● Your task: Restate the entries below verbatim.

Data records:

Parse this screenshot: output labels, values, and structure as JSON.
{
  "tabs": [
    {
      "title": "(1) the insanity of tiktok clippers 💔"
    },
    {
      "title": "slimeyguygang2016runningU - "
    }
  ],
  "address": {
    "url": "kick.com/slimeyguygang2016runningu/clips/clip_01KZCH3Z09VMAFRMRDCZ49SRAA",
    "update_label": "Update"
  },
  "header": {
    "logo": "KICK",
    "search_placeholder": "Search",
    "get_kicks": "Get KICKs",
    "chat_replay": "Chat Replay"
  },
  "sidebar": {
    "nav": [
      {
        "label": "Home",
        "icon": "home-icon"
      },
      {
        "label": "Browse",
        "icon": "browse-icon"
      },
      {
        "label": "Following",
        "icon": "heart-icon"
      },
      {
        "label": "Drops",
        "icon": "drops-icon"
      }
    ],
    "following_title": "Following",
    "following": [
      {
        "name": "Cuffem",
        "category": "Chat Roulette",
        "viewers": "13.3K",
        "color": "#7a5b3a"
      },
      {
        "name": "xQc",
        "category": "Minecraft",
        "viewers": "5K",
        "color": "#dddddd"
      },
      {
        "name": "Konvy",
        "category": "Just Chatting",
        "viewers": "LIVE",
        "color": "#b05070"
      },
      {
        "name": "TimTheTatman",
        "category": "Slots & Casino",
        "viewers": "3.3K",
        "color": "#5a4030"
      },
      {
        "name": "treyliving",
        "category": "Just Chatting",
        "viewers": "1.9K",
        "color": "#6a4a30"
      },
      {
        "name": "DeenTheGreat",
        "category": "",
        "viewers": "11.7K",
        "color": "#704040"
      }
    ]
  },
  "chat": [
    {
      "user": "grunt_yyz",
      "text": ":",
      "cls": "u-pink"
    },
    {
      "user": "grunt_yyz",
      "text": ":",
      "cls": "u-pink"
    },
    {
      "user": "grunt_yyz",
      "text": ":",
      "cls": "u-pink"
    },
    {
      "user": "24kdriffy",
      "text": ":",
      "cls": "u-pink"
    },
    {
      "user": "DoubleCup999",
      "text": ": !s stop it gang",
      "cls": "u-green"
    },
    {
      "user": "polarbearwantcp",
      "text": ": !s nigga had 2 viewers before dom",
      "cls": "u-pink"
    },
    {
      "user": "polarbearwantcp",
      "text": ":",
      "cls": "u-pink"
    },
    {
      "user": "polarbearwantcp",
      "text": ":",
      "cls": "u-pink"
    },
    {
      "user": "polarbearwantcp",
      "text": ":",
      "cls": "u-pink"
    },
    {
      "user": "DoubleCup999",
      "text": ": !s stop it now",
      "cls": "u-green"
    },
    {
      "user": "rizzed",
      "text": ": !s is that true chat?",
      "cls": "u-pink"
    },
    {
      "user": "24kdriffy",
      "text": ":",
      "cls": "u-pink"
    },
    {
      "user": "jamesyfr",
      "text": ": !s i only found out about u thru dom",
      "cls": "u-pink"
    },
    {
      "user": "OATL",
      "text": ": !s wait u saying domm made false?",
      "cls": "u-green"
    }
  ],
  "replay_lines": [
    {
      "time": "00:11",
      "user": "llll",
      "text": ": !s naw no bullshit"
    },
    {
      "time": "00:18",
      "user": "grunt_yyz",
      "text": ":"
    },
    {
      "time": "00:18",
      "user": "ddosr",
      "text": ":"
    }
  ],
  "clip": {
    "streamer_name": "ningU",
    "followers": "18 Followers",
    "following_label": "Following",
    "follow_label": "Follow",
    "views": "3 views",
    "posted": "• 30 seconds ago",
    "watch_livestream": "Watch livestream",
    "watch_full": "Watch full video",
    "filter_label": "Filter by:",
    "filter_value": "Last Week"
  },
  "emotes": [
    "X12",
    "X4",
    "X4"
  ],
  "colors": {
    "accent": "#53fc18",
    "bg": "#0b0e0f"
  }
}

● Final result:
Parse this screenshot: output labels, values, and structure as JSON.
{
  "tabs": [
    {
      "title": "(1) the insanity of tiktok clippers 💔"
    },
    {
      "title": "slimeyguygang2016runningU - "
    }
  ],
  "address": {
    "url": "kick.com/slimeyguygang2016runningu/clips/clip_01KZCH3Z09VMAFRMRDCZ49SRAA",
    "update_label": "Update"
  },
  "header": {
    "logo": "KICK",
    "search_placeholder": "Search",
    "get_kicks": "Get KICKs",
    "chat_replay": "Chat Replay"
  },
  "sidebar": {
    "nav": [
      {
        "label": "Home",
        "icon": "home-icon"
      },
      {
        "label": "Browse",
        "icon": "browse-icon"
      },
      {
        "label": "Following",
        "icon": "heart-icon"
      },
      {
        "label": "Drops",
        "icon": "drops-icon"
      }
    ],
    "following_title": "Following",
    "following": [
      {
        "name": "Cuffem",
        "category": "Chat Roulette",
        "viewers": "13.3K",
        "color": "#7a5b3a"
      },
      {
        "name": "xQc",
        "category": "Minecraft",
        "viewers": "5K",
        "color": "#dddddd"
      },
      {
        "name": "Konvy",
        "category": "Just Chatting",
        "viewers": "LIVE",
        "color": "#b05070"
      },
      {
        "name": "TimTheTatman",
        "category": "Slots & Casino",
        "viewers": "3.3K",
        "color": "#5a4030"
      },
      {
        "name": "treyliving",
        "category": "Just Chatting",
        "viewers": "1.9K",
        "color": "#6a4a30"
      },
      {
        "name": "DeenTheGreat",
        "category": "",
        "viewers": "11.7K",
        "color": "#704040"
      }
    ]
  },
  "chat": [
    {
      "user": "grunt_yyz",
      "text": ":",
      "cls": "u-pink"
    },
    {
      "user": "grunt_yyz",
      "text": ":",
      "cls": "u-pink"
    },
    {
      "user": "grunt_yyz",
      "text": ":",
      "cls": "u-pink"
    },
    {
      "user": "24kdriffy",
      "text": ":",
      "cls": "u-pink"
    },
    {
      "user": "DoubleCup999",
      "text": ": !s stop it gang",
      "cls": "u-green"
    },
    {
      "user": "polarbearwantcp",
      "text": ": !s nigga had 2 viewers before dom",
      "cls": "u-pink"
    },
    {
      "user": "polarbearwantcp",
      "text": ":",
      "cls": "u-pink"
    },
    {
      "user": "polarbearwantcp",
      "text": ":",
      "cls": "u-pink"
    },
    {
      "user": "polarbearwantcp",
      "text": ":",
      "cls": "u-pink"
    },
    {
      "user": "DoubleCup999",
      "text": ": !s stop it now",
      "cls": "u-green"
    },
    {
      "user": "rizzed",
      "text": ": !s is that true chat?",
      "cls": "u-pink"
    },
    {
      "user": "24kdriffy",
      "text": ":",
      "cls": "u-pink"
    },
    {
      "user": "jamesyfr",
      "text": ": !s i only found out about u thru dom",
      "cls": "u-pink"
    },
    {
      "user": "OATL",
      "text": ": !s wait u saying domm made false?",
      "cls": "u-green"
    }
  ],
  "replay_lines": [
    {
      "time": "00:11",
      "user": "llll",
      "text": ": !s naw no bullshit"
    },
    {
      "time": "00:18",
      "user": "grunt_yyz",
      "text": ":"
    },
    {
      "time": "00:18",
      "user": "ddosr",
      "text": ":"
    }
  ],
  "clip": {
    "streamer_name": "ningU",
    "followers": "18 Followers",
    "following_label": "Following",
    "follow_label": "Follow",
    "views": "3 views",
    "posted": "• 30 seconds ago",
    "watch_livestream": "Watch livestream",
    "watch_full": "Watch full video",
    "filter_label": "Filter by:",
    "filter_value": "Last Week"
  },
  "emotes": [
    "X12",
    "X4",
    "X4"
  ],
  "colors": {
    "accent": "#53fc18",
    "bg": "#0b0e0f"
  }
}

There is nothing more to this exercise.